Written request —
Would you quote the material below in full and unchanged?

Stored data —
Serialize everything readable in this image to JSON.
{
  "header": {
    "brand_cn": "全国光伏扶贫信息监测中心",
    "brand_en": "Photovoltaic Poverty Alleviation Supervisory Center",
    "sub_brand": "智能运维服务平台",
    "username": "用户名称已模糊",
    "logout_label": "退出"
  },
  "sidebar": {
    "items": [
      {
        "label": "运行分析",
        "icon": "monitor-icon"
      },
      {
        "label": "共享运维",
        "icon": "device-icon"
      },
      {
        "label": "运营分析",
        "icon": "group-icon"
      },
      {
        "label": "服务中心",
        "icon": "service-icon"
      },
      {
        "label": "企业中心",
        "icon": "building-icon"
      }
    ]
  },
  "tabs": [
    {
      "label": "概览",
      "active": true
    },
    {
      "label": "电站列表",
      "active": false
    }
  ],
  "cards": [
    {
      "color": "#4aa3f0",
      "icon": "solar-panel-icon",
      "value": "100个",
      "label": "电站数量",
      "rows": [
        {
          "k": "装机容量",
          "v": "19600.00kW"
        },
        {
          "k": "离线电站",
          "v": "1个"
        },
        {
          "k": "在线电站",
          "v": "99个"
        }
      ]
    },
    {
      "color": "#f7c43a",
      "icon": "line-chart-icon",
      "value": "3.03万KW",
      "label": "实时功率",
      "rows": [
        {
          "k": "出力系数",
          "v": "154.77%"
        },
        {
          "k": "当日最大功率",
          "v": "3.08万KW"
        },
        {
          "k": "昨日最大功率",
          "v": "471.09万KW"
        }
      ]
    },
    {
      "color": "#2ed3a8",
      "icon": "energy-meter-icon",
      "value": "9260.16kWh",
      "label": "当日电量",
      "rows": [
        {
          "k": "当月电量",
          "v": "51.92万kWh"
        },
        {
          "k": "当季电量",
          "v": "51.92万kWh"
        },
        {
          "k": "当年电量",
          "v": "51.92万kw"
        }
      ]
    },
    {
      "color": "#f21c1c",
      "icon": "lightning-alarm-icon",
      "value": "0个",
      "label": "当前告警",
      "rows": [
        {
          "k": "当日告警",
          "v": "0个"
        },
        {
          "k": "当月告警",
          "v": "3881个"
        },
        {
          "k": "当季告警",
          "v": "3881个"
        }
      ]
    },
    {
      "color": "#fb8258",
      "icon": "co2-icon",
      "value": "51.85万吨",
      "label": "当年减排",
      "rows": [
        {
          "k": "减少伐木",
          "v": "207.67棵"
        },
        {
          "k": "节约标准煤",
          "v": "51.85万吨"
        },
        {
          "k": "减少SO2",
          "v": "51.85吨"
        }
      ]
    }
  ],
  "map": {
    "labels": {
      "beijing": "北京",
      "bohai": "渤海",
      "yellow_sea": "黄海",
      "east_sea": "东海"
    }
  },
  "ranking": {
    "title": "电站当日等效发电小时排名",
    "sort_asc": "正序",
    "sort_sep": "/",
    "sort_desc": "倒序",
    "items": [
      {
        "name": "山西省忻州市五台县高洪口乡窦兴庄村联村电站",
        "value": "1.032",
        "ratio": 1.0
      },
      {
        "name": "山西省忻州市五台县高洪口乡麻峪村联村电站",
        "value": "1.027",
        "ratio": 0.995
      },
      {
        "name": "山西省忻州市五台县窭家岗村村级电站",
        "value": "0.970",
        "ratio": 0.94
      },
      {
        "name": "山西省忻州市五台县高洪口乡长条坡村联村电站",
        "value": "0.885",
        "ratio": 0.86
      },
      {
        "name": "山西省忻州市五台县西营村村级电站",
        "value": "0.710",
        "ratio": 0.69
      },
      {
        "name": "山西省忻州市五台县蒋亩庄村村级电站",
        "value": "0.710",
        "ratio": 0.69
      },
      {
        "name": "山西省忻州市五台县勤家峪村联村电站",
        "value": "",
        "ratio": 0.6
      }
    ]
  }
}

Complete output —
Serialize everything readable in this image to JSON.
{
  "header": {
    "brand_cn": "全国光伏扶贫信息监测中心",
    "brand_en": "Photovoltaic Poverty Alleviation Supervisory Center",
    "sub_brand": "智能运维服务平台",
    "username": "用户名称已模糊",
    "logout_label": "退出"
  },
  "sidebar": {
    "items": [
      {
        "label": "运行分析",
        "icon": "monitor-icon"
      },
      {
        "label": "共享运维",
        "icon": "device-icon"
      },
      {
        "label": "运营分析",
        "icon": "group-icon"
      },
      {
        "label": "服务中心",
        "icon": "service-icon"
      },
      {
        "label": "企业中心",
        "icon": "building-icon"
      }
    ]
  },
  "tabs": [
    {
      "label": "概览",
      "active": true
    },
    {
      "label": "电站列表",
      "active": false
    }
  ],
  "cards": [
    {
      "color": "#4aa3f0",
      "icon": "solar-panel-icon",
      "value": "100个",
      "label": "电站数量",
      "rows": [
        {
          "k": "装机容量",
          "v": "19600.00kW"
        },
        {
          "k": "离线电站",
          "v": "1个"
        },
        {
          "k": "在线电站",
          "v": "99个"
        }
      ]
    },
    {
      "color": "#f7c43a",
      "icon": "line-chart-icon",
      "value": "3.03万KW",
      "label": "实时功率",
      "rows": [
        {
          "k": "出力系数",
          "v": "154.77%"
        },
        {
          "k": "当日最大功率",
          "v": "3.08万KW"
        },
        {
          "k": "昨日最大功率",
          "v": "471.09万KW"
        }
      ]
    },
    {
      "color": "#2ed3a8",
      "icon": "energy-meter-icon",
      "value": "9260.16kWh",
      "label": "当日电量",
      "rows": [
        {
          "k": "当月电量",
          "v": "51.92万kWh"
        },
        {
          "k": "当季电量",
          "v": "51.92万kWh"
        },
        {
          "k": "当年电量",
          "v": "51.92万kw"
        }
      ]
    },
    {
      "color": "#f21c1c",
      "icon": "lightning-alarm-icon",
      "value": "0个",
      "label": "当前告警",
      "rows": [
        {
          "k": "当日告警",
          "v": "0个"
        },
        {
          "k": "当月告警",
          "v": "3881个"
        },
        {
          "k": "当季告警",
          "v": "3881个"
        }
      ]
    },
    {
      "color": "#fb8258",
      "icon": "co2-icon",
      "value": "51.85万吨",
      "label": "当年减排",
      "rows": [
        {
          "k": "减少伐木",
          "v": "207.67棵"
        },
        {
          "k": "节约标准煤",
          "v": "51.85万吨"
        },
        {
          "k": "减少SO2",
          "v": "51.85吨"
        }
      ]
    }
  ],
  "map": {
    "labels": {
      "beijing": "北京",
      "bohai": "渤海",
      "yellow_sea": "黄海",
      "east_sea": "东海"
    }
  },
  "ranking": {
    "title": "电站当日等效发电小时排名",
    "sort_asc": "正序",
    "sort_sep": "/",
    "sort_desc": "倒序",
    "items": [
      {
        "name": "山西省忻州市五台县高洪口乡窦兴庄村联村电站",
        "value": "1.032",
        "ratio": 1.0
      },
      {
        "name": "山西省忻州市五台县高洪口乡麻峪村联村电站",
        "value": "1.027",
        "ratio": 0.995
      },
      {
        "name": "山西省忻州市五台县窭家岗村村级电站",
        "value": "0.970",
        "ratio": 0.94
      },
      {
        "name": "山西省忻州市五台县高洪口乡长条坡村联村电站",
        "value": "0.885",
        "ratio": 0.86
      },
      {
        "name": "山西省忻州市五台县西营村村级电站",
        "value": "0.710",
        "ratio": 0.69
      },
      {
        "name": "山西省忻州市五台县蒋亩庄村村级电站",
        "value": "0.710",
        "ratio": 0.69
      },
      {
        "name": "山西省忻州市五台县勤家峪村联村电站",
        "value": "",
        "ratio": 0.6
      }
    ]
  }
}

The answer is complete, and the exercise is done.